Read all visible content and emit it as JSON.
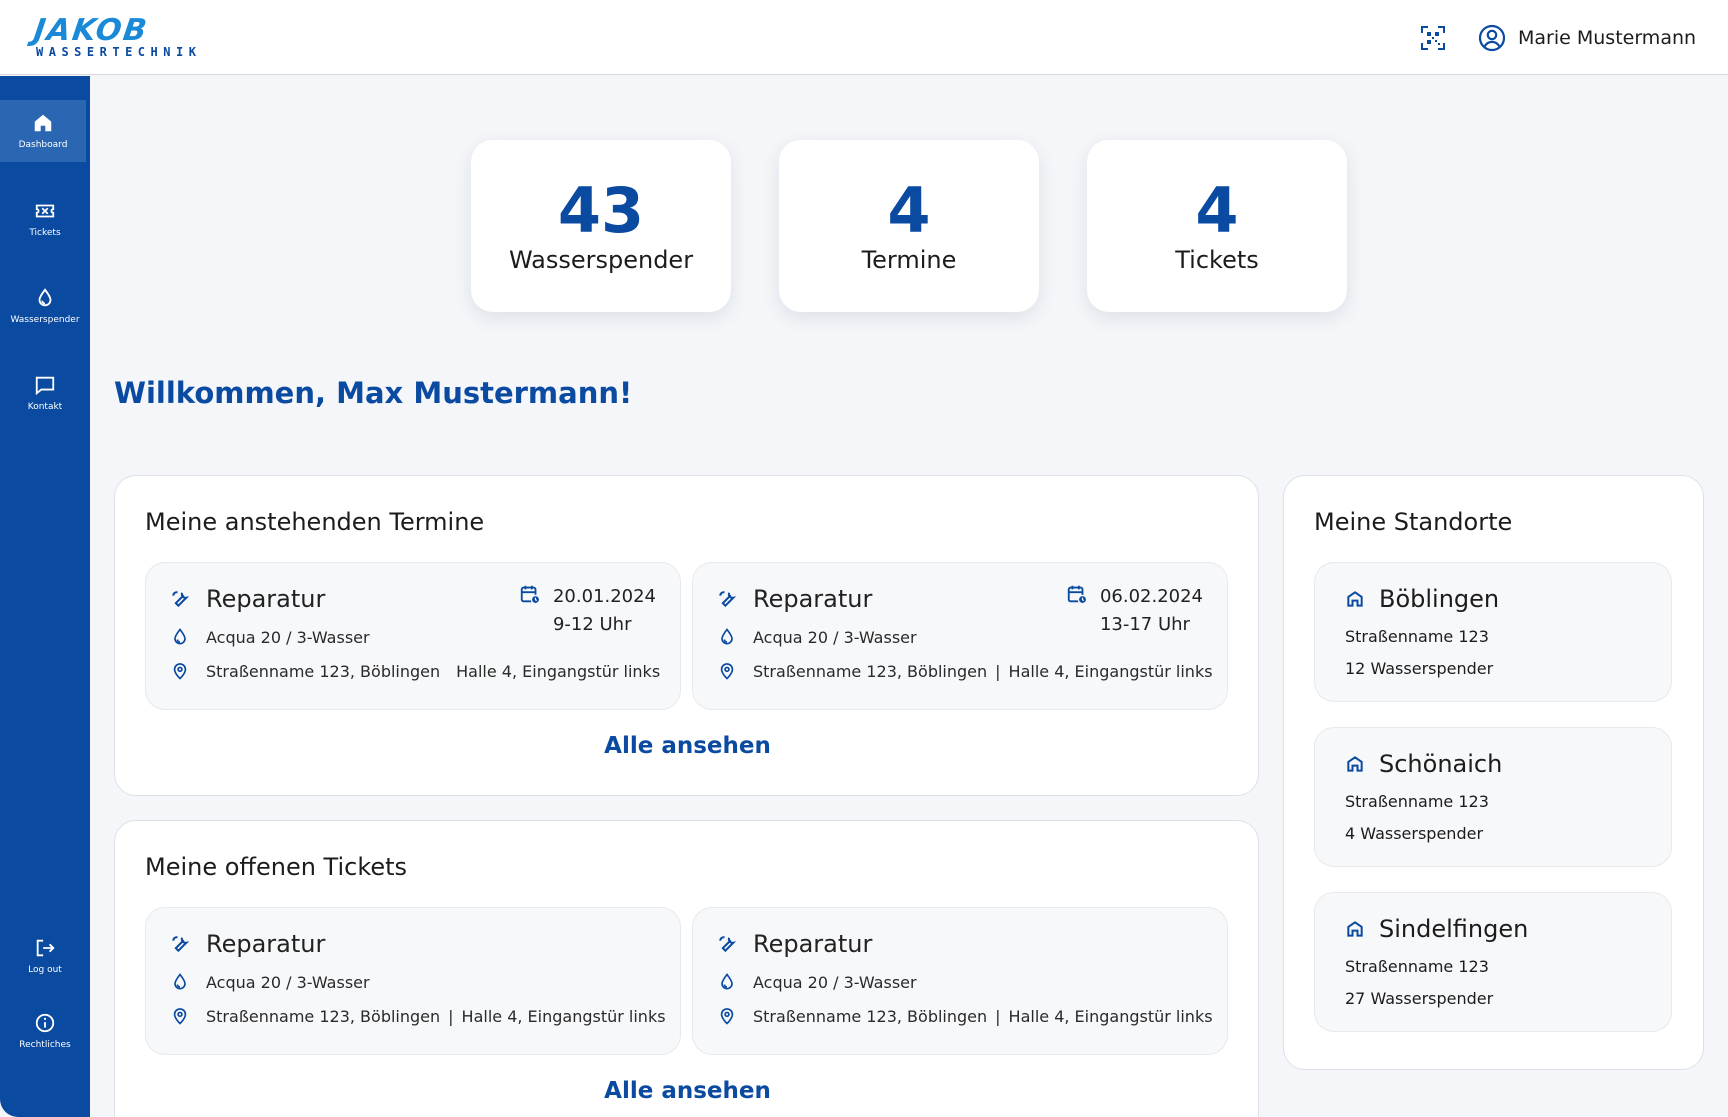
{
  "brand": {
    "name": "JAKOB",
    "tagline": "WASSERTECHNIK",
    "primary": "#0a4aa0",
    "accent": "#1a8ad8"
  },
  "header": {
    "qr_icon": "qr-code-icon",
    "user_icon": "user-circle-icon",
    "user_name": "Marie Mustermann"
  },
  "sidebar": {
    "items": [
      {
        "label": "Dashboard",
        "icon": "home-icon",
        "active": true
      },
      {
        "label": "Tickets",
        "icon": "ticket-icon"
      },
      {
        "label": "Wasserspender",
        "icon": "water-drop-icon"
      },
      {
        "label": "Kontakt",
        "icon": "chat-icon"
      }
    ],
    "bottom": [
      {
        "label": "Log out",
        "icon": "logout-icon"
      },
      {
        "label": "Rechtliches",
        "icon": "info-icon"
      }
    ]
  },
  "stats": [
    {
      "value": "43",
      "label": "Wasserspender"
    },
    {
      "value": "4",
      "label": "Termine"
    },
    {
      "value": "4",
      "label": "Tickets"
    }
  ],
  "welcome": "Willkommen, Max Mustermann!",
  "appointments": {
    "title": "Meine anstehenden Termine",
    "items": [
      {
        "type": "Reparatur",
        "product": "Acqua 20 / 3-Wasser",
        "address": "Straßenname 123, Böblingen",
        "location_detail": "Halle 4, Eingangstür links",
        "separator": "",
        "date": "20.01.2024",
        "time": "9-12 Uhr"
      },
      {
        "type": "Reparatur",
        "product": "Acqua 20 / 3-Wasser",
        "address": "Straßenname 123, Böblingen",
        "location_detail": "Halle 4, Eingangstür links",
        "separator": "|",
        "date": "06.02.2024",
        "time": "13-17 Uhr"
      }
    ],
    "link": "Alle ansehen"
  },
  "tickets": {
    "title": "Meine offenen Tickets",
    "items": [
      {
        "type": "Reparatur",
        "product": "Acqua 20 / 3-Wasser",
        "address": "Straßenname 123, Böblingen",
        "location_detail": "Halle 4, Eingangstür links",
        "separator": "|"
      },
      {
        "type": "Reparatur",
        "product": "Acqua 20 / 3-Wasser",
        "address": "Straßenname 123, Böblingen",
        "location_detail": "Halle 4, Eingangstür links",
        "separator": "|"
      }
    ],
    "link": "Alle ansehen"
  },
  "locations": {
    "title": "Meine Standorte",
    "items": [
      {
        "name": "Böblingen",
        "street": "Straßenname 123",
        "count": "12 Wasserspender"
      },
      {
        "name": "Schönaich",
        "street": "Straßenname 123",
        "count": "4 Wasserspender"
      },
      {
        "name": "Sindelfingen",
        "street": "Straßenname 123",
        "count": "27 Wasserspender"
      }
    ]
  }
}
- - - -
Brief >> Your copy of the data should match it exactly, except that pictures are left out.

Solved problem >>
Read all visible content and emit it as JSON.
{
  "brand": {
    "name": "JAKOB",
    "tagline": "WASSERTECHNIK",
    "primary": "#0a4aa0",
    "accent": "#1a8ad8"
  },
  "header": {
    "qr_icon": "qr-code-icon",
    "user_icon": "user-circle-icon",
    "user_name": "Marie Mustermann"
  },
  "sidebar": {
    "items": [
      {
        "label": "Dashboard",
        "icon": "home-icon",
        "active": true
      },
      {
        "label": "Tickets",
        "icon": "ticket-icon"
      },
      {
        "label": "Wasserspender",
        "icon": "water-drop-icon"
      },
      {
        "label": "Kontakt",
        "icon": "chat-icon"
      }
    ],
    "bottom": [
      {
        "label": "Log out",
        "icon": "logout-icon"
      },
      {
        "label": "Rechtliches",
        "icon": "info-icon"
      }
    ]
  },
  "stats": [
    {
      "value": "43",
      "label": "Wasserspender"
    },
    {
      "value": "4",
      "label": "Termine"
    },
    {
      "value": "4",
      "label": "Tickets"
    }
  ],
  "welcome": "Willkommen, Max Mustermann!",
  "appointments": {
    "title": "Meine anstehenden Termine",
    "items": [
      {
        "type": "Reparatur",
        "product": "Acqua 20 / 3-Wasser",
        "address": "Straßenname 123, Böblingen",
        "location_detail": "Halle 4, Eingangstür links",
        "separator": "",
        "date": "20.01.2024",
        "time": "9-12 Uhr"
      },
      {
        "type": "Reparatur",
        "product": "Acqua 20 / 3-Wasser",
        "address": "Straßenname 123, Böblingen",
        "location_detail": "Halle 4, Eingangstür links",
        "separator": "|",
        "date": "06.02.2024",
        "time": "13-17 Uhr"
      }
    ],
    "link": "Alle ansehen"
  },
  "tickets": {
    "title": "Meine offenen Tickets",
    "items": [
      {
        "type": "Reparatur",
        "product": "Acqua 20 / 3-Wasser",
        "address": "Straßenname 123, Böblingen",
        "location_detail": "Halle 4, Eingangstür links",
        "separator": "|"
      },
      {
        "type": "Reparatur",
        "product": "Acqua 20 / 3-Wasser",
        "address": "Straßenname 123, Böblingen",
        "location_detail": "Halle 4, Eingangstür links",
        "separator": "|"
      }
    ],
    "link": "Alle ansehen"
  },
  "locations": {
    "title": "Meine Standorte",
    "items": [
      {
        "name": "Böblingen",
        "street": "Straßenname 123",
        "count": "12 Wasserspender"
      },
      {
        "name": "Schönaich",
        "street": "Straßenname 123",
        "count": "4 Wasserspender"
      },
      {
        "name": "Sindelfingen",
        "street": "Straßenname 123",
        "count": "27 Wasserspender"
      }
    ]
  }
}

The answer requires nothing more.